[Aim] Repeat exactly each line of the data provided below.

[Input rows]
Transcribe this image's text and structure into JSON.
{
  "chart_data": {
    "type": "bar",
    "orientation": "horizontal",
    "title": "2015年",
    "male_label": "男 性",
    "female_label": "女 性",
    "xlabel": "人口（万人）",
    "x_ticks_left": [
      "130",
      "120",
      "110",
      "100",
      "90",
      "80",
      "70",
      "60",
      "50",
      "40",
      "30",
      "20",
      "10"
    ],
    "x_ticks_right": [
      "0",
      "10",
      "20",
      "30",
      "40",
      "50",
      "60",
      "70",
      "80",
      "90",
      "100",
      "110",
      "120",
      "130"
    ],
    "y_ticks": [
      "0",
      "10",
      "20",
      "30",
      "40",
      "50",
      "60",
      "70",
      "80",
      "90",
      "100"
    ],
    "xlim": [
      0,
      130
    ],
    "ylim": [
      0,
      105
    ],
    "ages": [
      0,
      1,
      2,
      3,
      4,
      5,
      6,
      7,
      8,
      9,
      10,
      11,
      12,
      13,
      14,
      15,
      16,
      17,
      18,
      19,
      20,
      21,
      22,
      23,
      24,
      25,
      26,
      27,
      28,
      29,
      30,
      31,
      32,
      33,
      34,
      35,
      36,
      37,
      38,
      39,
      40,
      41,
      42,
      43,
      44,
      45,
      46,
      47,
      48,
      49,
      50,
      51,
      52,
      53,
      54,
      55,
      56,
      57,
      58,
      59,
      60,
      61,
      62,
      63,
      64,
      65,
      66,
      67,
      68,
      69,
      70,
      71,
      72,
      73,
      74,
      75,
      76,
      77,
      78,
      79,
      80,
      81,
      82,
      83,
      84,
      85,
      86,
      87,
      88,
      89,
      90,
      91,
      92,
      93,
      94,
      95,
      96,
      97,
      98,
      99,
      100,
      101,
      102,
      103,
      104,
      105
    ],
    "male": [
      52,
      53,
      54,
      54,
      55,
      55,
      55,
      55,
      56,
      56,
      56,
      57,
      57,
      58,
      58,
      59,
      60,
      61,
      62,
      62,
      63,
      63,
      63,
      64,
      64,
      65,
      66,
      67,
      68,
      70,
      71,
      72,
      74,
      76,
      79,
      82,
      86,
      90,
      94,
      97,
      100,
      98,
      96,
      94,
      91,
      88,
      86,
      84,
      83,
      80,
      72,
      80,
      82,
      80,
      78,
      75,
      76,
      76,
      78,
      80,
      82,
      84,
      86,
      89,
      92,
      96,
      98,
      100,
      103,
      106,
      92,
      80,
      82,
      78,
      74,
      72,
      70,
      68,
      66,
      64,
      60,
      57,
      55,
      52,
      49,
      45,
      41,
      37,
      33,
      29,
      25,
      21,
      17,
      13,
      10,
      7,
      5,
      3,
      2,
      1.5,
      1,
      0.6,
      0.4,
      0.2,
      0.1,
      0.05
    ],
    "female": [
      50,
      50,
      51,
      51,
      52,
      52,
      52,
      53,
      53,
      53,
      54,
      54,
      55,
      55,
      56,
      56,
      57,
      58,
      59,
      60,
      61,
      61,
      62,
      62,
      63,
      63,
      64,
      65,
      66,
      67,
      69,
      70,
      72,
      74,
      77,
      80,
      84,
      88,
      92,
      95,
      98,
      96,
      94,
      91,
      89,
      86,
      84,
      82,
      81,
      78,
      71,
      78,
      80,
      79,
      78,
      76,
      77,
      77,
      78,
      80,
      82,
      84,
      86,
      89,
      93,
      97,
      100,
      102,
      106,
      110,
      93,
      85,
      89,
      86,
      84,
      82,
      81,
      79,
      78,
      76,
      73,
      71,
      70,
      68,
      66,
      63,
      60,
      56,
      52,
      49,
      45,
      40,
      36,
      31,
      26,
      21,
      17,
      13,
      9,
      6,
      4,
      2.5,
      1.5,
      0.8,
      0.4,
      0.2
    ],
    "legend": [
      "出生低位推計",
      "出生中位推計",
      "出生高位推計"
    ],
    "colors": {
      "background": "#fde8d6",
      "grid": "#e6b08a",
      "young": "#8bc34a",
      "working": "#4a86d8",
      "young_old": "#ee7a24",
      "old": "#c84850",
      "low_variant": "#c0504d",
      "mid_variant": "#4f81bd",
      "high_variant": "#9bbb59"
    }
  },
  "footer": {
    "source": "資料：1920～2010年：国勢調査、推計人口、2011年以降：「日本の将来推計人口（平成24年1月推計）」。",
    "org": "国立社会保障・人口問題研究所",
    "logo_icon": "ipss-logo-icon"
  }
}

[Result of this exercise]
Transcribe this image's text and structure into JSON.
{
  "chart_data": {
    "type": "bar",
    "orientation": "horizontal",
    "title": "2015年",
    "male_label": "男 性",
    "female_label": "女 性",
    "xlabel": "人口（万人）",
    "x_ticks_left": [
      "130",
      "120",
      "110",
      "100",
      "90",
      "80",
      "70",
      "60",
      "50",
      "40",
      "30",
      "20",
      "10"
    ],
    "x_ticks_right": [
      "0",
      "10",
      "20",
      "30",
      "40",
      "50",
      "60",
      "70",
      "80",
      "90",
      "100",
      "110",
      "120",
      "130"
    ],
    "y_ticks": [
      "0",
      "10",
      "20",
      "30",
      "40",
      "50",
      "60",
      "70",
      "80",
      "90",
      "100"
    ],
    "xlim": [
      0,
      130
    ],
    "ylim": [
      0,
      105
    ],
    "ages": [
      0,
      1,
      2,
      3,
      4,
      5,
      6,
      7,
      8,
      9,
      10,
      11,
      12,
      13,
      14,
      15,
      16,
      17,
      18,
      19,
      20,
      21,
      22,
      23,
      24,
      25,
      26,
      27,
      28,
      29,
      30,
      31,
      32,
      33,
      34,
      35,
      36,
      37,
      38,
      39,
      40,
      41,
      42,
      43,
      44,
      45,
      46,
      47,
      48,
      49,
      50,
      51,
      52,
      53,
      54,
      55,
      56,
      57,
      58,
      59,
      60,
      61,
      62,
      63,
      64,
      65,
      66,
      67,
      68,
      69,
      70,
      71,
      72,
      73,
      74,
      75,
      76,
      77,
      78,
      79,
      80,
      81,
      82,
      83,
      84,
      85,
      86,
      87,
      88,
      89,
      90,
      91,
      92,
      93,
      94,
      95,
      96,
      97,
      98,
      99,
      100,
      101,
      102,
      103,
      104,
      105
    ],
    "male": [
      52,
      53,
      54,
      54,
      55,
      55,
      55,
      55,
      56,
      56,
      56,
      57,
      57,
      58,
      58,
      59,
      60,
      61,
      62,
      62,
      63,
      63,
      63,
      64,
      64,
      65,
      66,
      67,
      68,
      70,
      71,
      72,
      74,
      76,
      79,
      82,
      86,
      90,
      94,
      97,
      100,
      98,
      96,
      94,
      91,
      88,
      86,
      84,
      83,
      80,
      72,
      80,
      82,
      80,
      78,
      75,
      76,
      76,
      78,
      80,
      82,
      84,
      86,
      89,
      92,
      96,
      98,
      100,
      103,
      106,
      92,
      80,
      82,
      78,
      74,
      72,
      70,
      68,
      66,
      64,
      60,
      57,
      55,
      52,
      49,
      45,
      41,
      37,
      33,
      29,
      25,
      21,
      17,
      13,
      10,
      7,
      5,
      3,
      2,
      1.5,
      1,
      0.6,
      0.4,
      0.2,
      0.1,
      0.05
    ],
    "female": [
      50,
      50,
      51,
      51,
      52,
      52,
      52,
      53,
      53,
      53,
      54,
      54,
      55,
      55,
      56,
      56,
      57,
      58,
      59,
      60,
      61,
      61,
      62,
      62,
      63,
      63,
      64,
      65,
      66,
      67,
      69,
      70,
      72,
      74,
      77,
      80,
      84,
      88,
      92,
      95,
      98,
      96,
      94,
      91,
      89,
      86,
      84,
      82,
      81,
      78,
      71,
      78,
      80,
      79,
      78,
      76,
      77,
      77,
      78,
      80,
      82,
      84,
      86,
      89,
      93,
      97,
      100,
      102,
      106,
      110,
      93,
      85,
      89,
      86,
      84,
      82,
      81,
      79,
      78,
      76,
      73,
      71,
      70,
      68,
      66,
      63,
      60,
      56,
      52,
      49,
      45,
      40,
      36,
      31,
      26,
      21,
      17,
      13,
      9,
      6,
      4,
      2.5,
      1.5,
      0.8,
      0.4,
      0.2
    ],
    "legend": [
      "出生低位推計",
      "出生中位推計",
      "出生高位推計"
    ],
    "colors": {
      "background": "#fde8d6",
      "grid": "#e6b08a",
      "young": "#8bc34a",
      "working": "#4a86d8",
      "young_old": "#ee7a24",
      "old": "#c84850",
      "low_variant": "#c0504d",
      "mid_variant": "#4f81bd",
      "high_variant": "#9bbb59"
    }
  },
  "footer": {
    "source": "資料：1920～2010年：国勢調査、推計人口、2011年以降：「日本の将来推計人口（平成24年1月推計）」。",
    "org": "国立社会保障・人口問題研究所",
    "logo_icon": "ipss-logo-icon"
  }
}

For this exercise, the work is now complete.